● **TASK GOAL**
Reproduce the listing word for word. Skip any image.

● **RECORDED INFORMATION**
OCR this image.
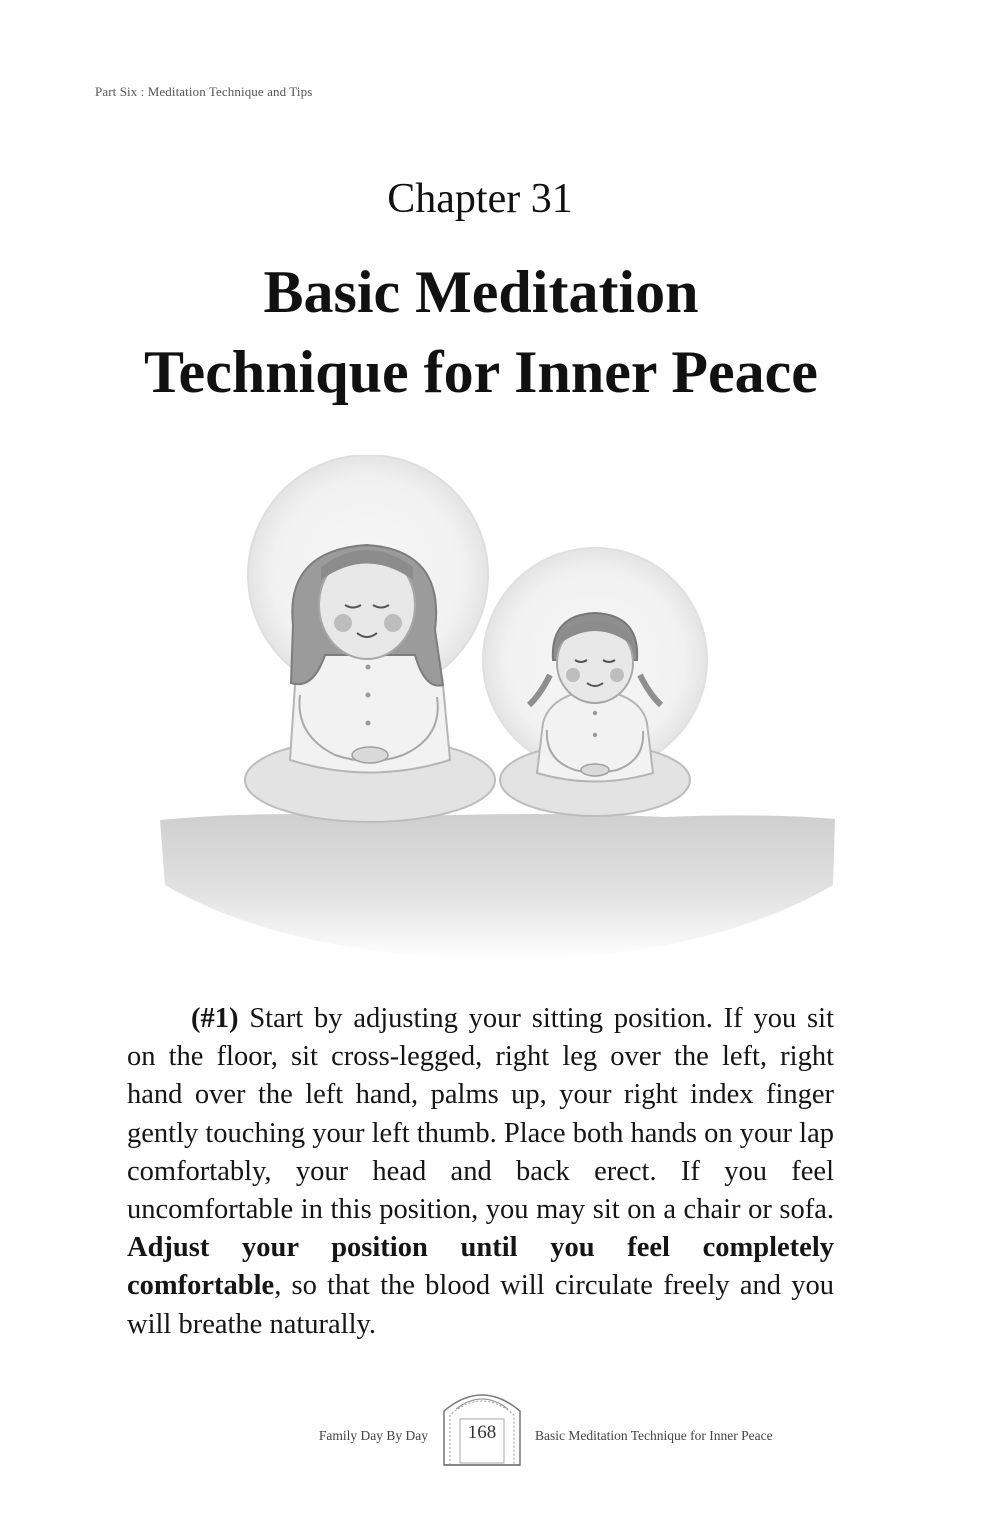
Part Six : Meditation Technique and Tips
Chapter 31
Basic Meditation
Technique for Inner Peace

(#1) Start by adjusting your sitting position. If you sit on the floor, sit cross-legged, right leg over the left, right hand over the left hand, palms up, your right index finger gently touching your left thumb. Place both hands on your lap comfortably, your head and back erect. If you feel uncomfortable in this position, you may sit on a chair or sofa. Adjust your position until you feel completely comfortable, so that the blood will circulate freely and you will breathe naturally.

Family Day By Day	168	Basic Meditation Technique for Inner Peace
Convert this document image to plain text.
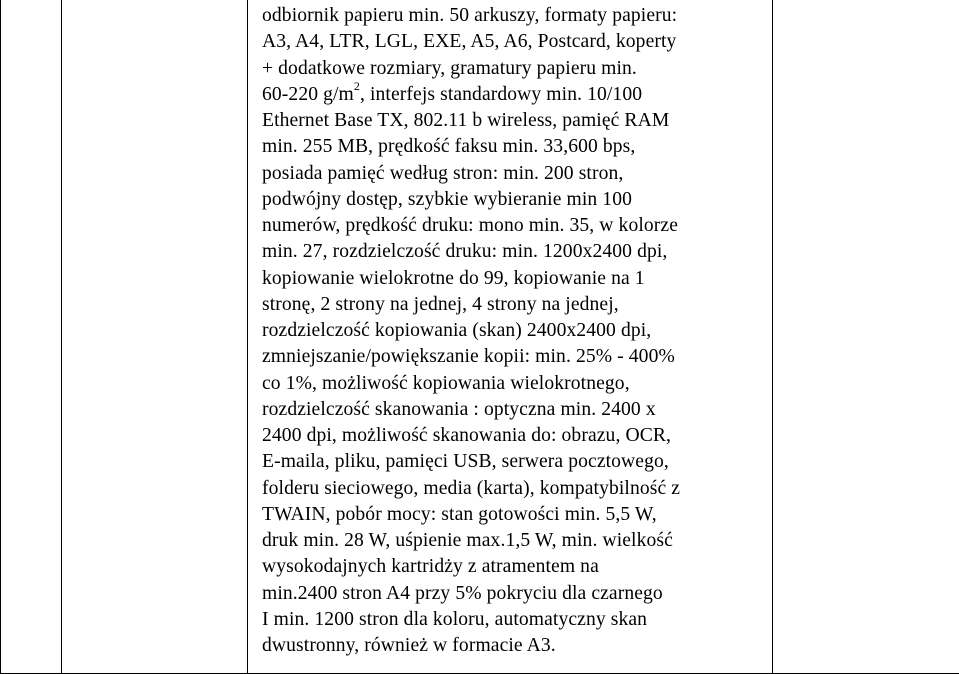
odbiornik papieru min. 50 arkuszy, formaty papieru:
A3, A4, LTR, LGL, EXE, A5, A6, Postcard, koperty
+ dodatkowe rozmiary, gramatury papieru min.
60-220 $g/m^2$, interfejs standardowy min. 10/100
Ethernet Base TX, 802.11 b wireless, pamięć RAM
min. 255 MB, prędkość faksu min. 33,600 bps,
posiada pamięć według stron: min. 200 stron,
podwójny dostęp, szybkie wybieranie min 100
numerów, prędkość druku: mono min. 35, w kolorze
min. 27, rozdzielczość druku: min. 1200x2400 dpi,
kopiowanie wielokrotne do 99, kopiowanie na 1
stronę, 2 strony na jednej, 4 strony na jednej,
rozdzielczość kopiowania (skan) 2400x2400 dpi,
zmniejszanie/powiększanie kopii: min. 25% - 400%
co 1%, możliwość kopiowania wielokrotnego,
rozdzielczość skanowania : optyczna min. 2400 x
2400 dpi, możliwość skanowania do: obrazu, OCR,
E-maila, pliku, pamięci USB, serwera pocztowego,
folderu sieciowego, media (karta), kompatybilność z
TWAIN, pobór mocy: stan gotowości min. 5,5 W,
druk min. 28 W, uśpienie max.1,5 W, min. wielkość
wysokodajnych kartridży z atramentem na
min.2400 stron A4 przy 5% pokryciu dla czarnego
I min. 1200 stron dla koloru, automatyczny skan
dwustronny, również w formacie A3.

● **COMPLETED EXERCISE**
OCR this image.
Part Six : Meditation Technique and Tips
Chapter 31
Basic Meditation
Technique for Inner Peace

(#1) Start by adjusting your sitting position. If you sit on the floor, sit cross-legged, right leg over the left, right hand over the left hand, palms up, your right index finger gently touching your left thumb. Place both hands on your lap comfortably, your head and back erect. If you feel uncomfortable in this position, you may sit on a chair or sofa. Adjust your position until you feel completely comfortable, so that the blood will circulate freely and you will breathe naturally.

Family Day By Day	168	Basic Meditation Technique for Inner Peace
Convert this document image to plain text.
odbiornik papieru min. 50 arkuszy, formaty papieru:
A3, A4, LTR, LGL, EXE, A5, A6, Postcard, koperty
+ dodatkowe rozmiary, gramatury papieru min.
60-220 $g/m^2$, interfejs standardowy min. 10/100
Ethernet Base TX, 802.11 b wireless, pamięć RAM
min. 255 MB, prędkość faksu min. 33,600 bps,
posiada pamięć według stron: min. 200 stron,
podwójny dostęp, szybkie wybieranie min 100
numerów, prędkość druku: mono min. 35, w kolorze
min. 27, rozdzielczość druku: min. 1200x2400 dpi,
kopiowanie wielokrotne do 99, kopiowanie na 1
stronę, 2 strony na jednej, 4 strony na jednej,
rozdzielczość kopiowania (skan) 2400x2400 dpi,
zmniejszanie/powiększanie kopii: min. 25% - 400%
co 1%, możliwość kopiowania wielokrotnego,
rozdzielczość skanowania : optyczna min. 2400 x
2400 dpi, możliwość skanowania do: obrazu, OCR,
E-maila, pliku, pamięci USB, serwera pocztowego,
folderu sieciowego, media (karta), kompatybilność z
TWAIN, pobór mocy: stan gotowości min. 5,5 W,
druk min. 28 W, uśpienie max.1,5 W, min. wielkość
wysokodajnych kartridży z atramentem na
min.2400 stron A4 przy 5% pokryciu dla czarnego
I min. 1200 stron dla koloru, automatyczny skan
dwustronny, również w formacie A3.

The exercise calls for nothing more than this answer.